Will you output all of the data below exactly, omitting the images?

Stored entries ->
___

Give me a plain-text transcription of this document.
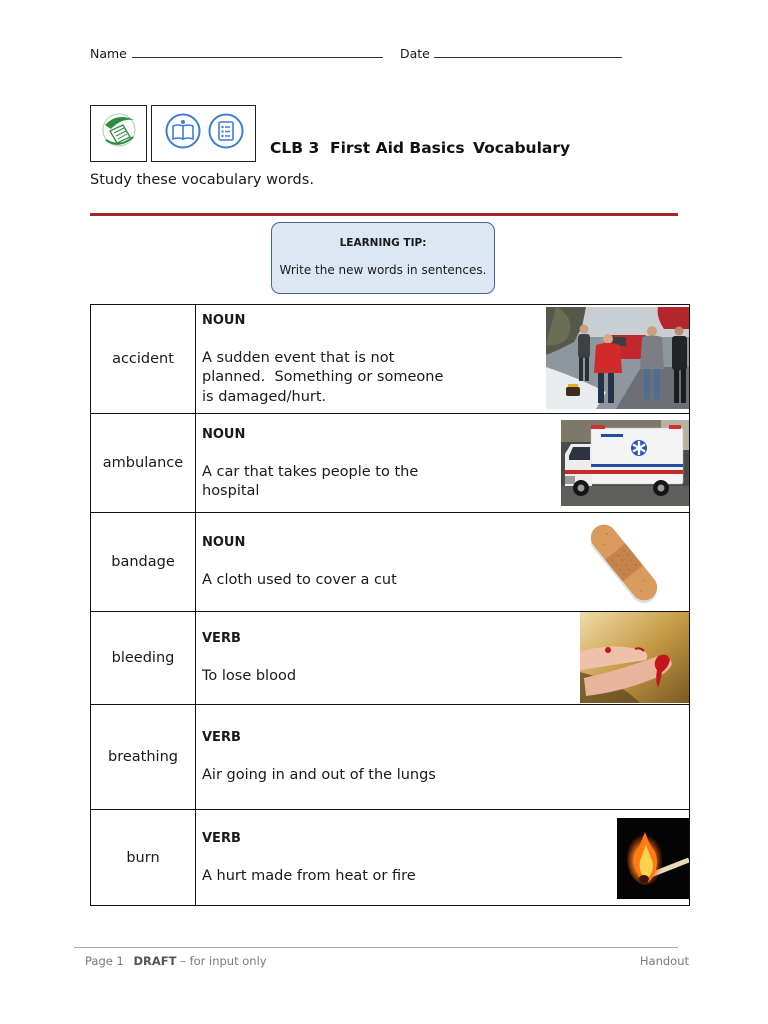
Name	Date
CLB 3 First Aid Basics Vocabulary
Study these vocabulary words.
LEARNING TIP:
Write the new words in sentences.
accident
NOUN
A sudden event that is not planned.  Something or someone is damaged/hurt.
ambulance
NOUN
A car that takes people to the hospital
bandage
NOUN
A cloth used to cover a cut
bleeding
VERB
To lose blood
breathing
VERB
Air going in and out of the lungs
burn
VERB
A hurt made from heat or fire
Page 1 DRAFT – for input only	Handout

___

EXERCISE SOLUTION ->
Give me a plain-text transcription of this document.
Name	Date
CLB 3 First Aid Basics Vocabulary
Study these vocabulary words.
LEARNING TIP:
Write the new words in sentences.
accident
NOUN
A sudden event that is not planned.  Something or someone is damaged/hurt.
ambulance
NOUN
A car that takes people to the hospital
bandage
NOUN
A cloth used to cover a cut
bleeding
VERB
To lose blood
breathing
VERB
Air going in and out of the lungs
burn
VERB
A hurt made from heat or fire
Page 1 DRAFT – for input only	Handout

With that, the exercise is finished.